Directive: Return each line of the data below verbatim; pictures are to be left out.

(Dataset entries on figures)
'''
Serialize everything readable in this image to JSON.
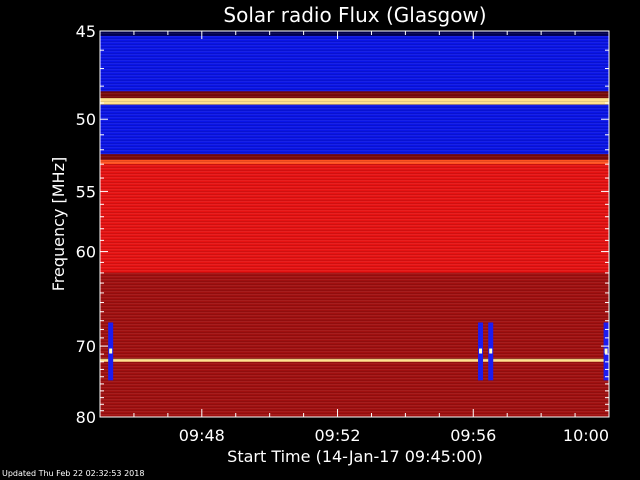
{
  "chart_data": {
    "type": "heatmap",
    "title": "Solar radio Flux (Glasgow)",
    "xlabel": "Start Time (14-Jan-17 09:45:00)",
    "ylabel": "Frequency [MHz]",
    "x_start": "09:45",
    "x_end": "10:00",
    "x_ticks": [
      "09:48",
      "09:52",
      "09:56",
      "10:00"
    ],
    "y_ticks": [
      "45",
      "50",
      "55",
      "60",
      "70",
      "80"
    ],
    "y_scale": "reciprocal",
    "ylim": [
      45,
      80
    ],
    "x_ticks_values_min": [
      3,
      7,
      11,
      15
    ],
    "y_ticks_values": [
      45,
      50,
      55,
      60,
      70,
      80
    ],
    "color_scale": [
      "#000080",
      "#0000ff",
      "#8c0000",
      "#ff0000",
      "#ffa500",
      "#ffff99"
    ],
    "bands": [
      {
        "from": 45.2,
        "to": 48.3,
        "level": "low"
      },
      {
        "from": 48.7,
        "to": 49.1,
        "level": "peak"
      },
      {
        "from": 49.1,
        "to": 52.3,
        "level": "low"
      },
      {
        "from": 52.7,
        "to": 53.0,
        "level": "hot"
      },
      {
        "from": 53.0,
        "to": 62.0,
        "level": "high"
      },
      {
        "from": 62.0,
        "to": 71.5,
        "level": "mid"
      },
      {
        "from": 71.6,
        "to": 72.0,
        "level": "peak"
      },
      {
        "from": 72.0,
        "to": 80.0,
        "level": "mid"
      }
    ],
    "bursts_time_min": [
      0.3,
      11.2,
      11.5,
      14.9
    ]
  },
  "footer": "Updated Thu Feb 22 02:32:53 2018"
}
'''
Written response:
Serialize everything readable in this image to JSON.
{
  "chart_data": {
    "type": "heatmap",
    "title": "Solar radio Flux (Glasgow)",
    "xlabel": "Start Time (14-Jan-17 09:45:00)",
    "ylabel": "Frequency [MHz]",
    "x_start": "09:45",
    "x_end": "10:00",
    "x_ticks": [
      "09:48",
      "09:52",
      "09:56",
      "10:00"
    ],
    "y_ticks": [
      "45",
      "50",
      "55",
      "60",
      "70",
      "80"
    ],
    "y_scale": "reciprocal",
    "ylim": [
      45,
      80
    ],
    "x_ticks_values_min": [
      3,
      7,
      11,
      15
    ],
    "y_ticks_values": [
      45,
      50,
      55,
      60,
      70,
      80
    ],
    "color_scale": [
      "#000080",
      "#0000ff",
      "#8c0000",
      "#ff0000",
      "#ffa500",
      "#ffff99"
    ],
    "bands": [
      {
        "from": 45.2,
        "to": 48.3,
        "level": "low"
      },
      {
        "from": 48.7,
        "to": 49.1,
        "level": "peak"
      },
      {
        "from": 49.1,
        "to": 52.3,
        "level": "low"
      },
      {
        "from": 52.7,
        "to": 53.0,
        "level": "hot"
      },
      {
        "from": 53.0,
        "to": 62.0,
        "level": "high"
      },
      {
        "from": 62.0,
        "to": 71.5,
        "level": "mid"
      },
      {
        "from": 71.6,
        "to": 72.0,
        "level": "peak"
      },
      {
        "from": 72.0,
        "to": 80.0,
        "level": "mid"
      }
    ],
    "bursts_time_min": [
      0.3,
      11.2,
      11.5,
      14.9
    ]
  },
  "footer": "Updated Thu Feb 22 02:32:53 2018"
}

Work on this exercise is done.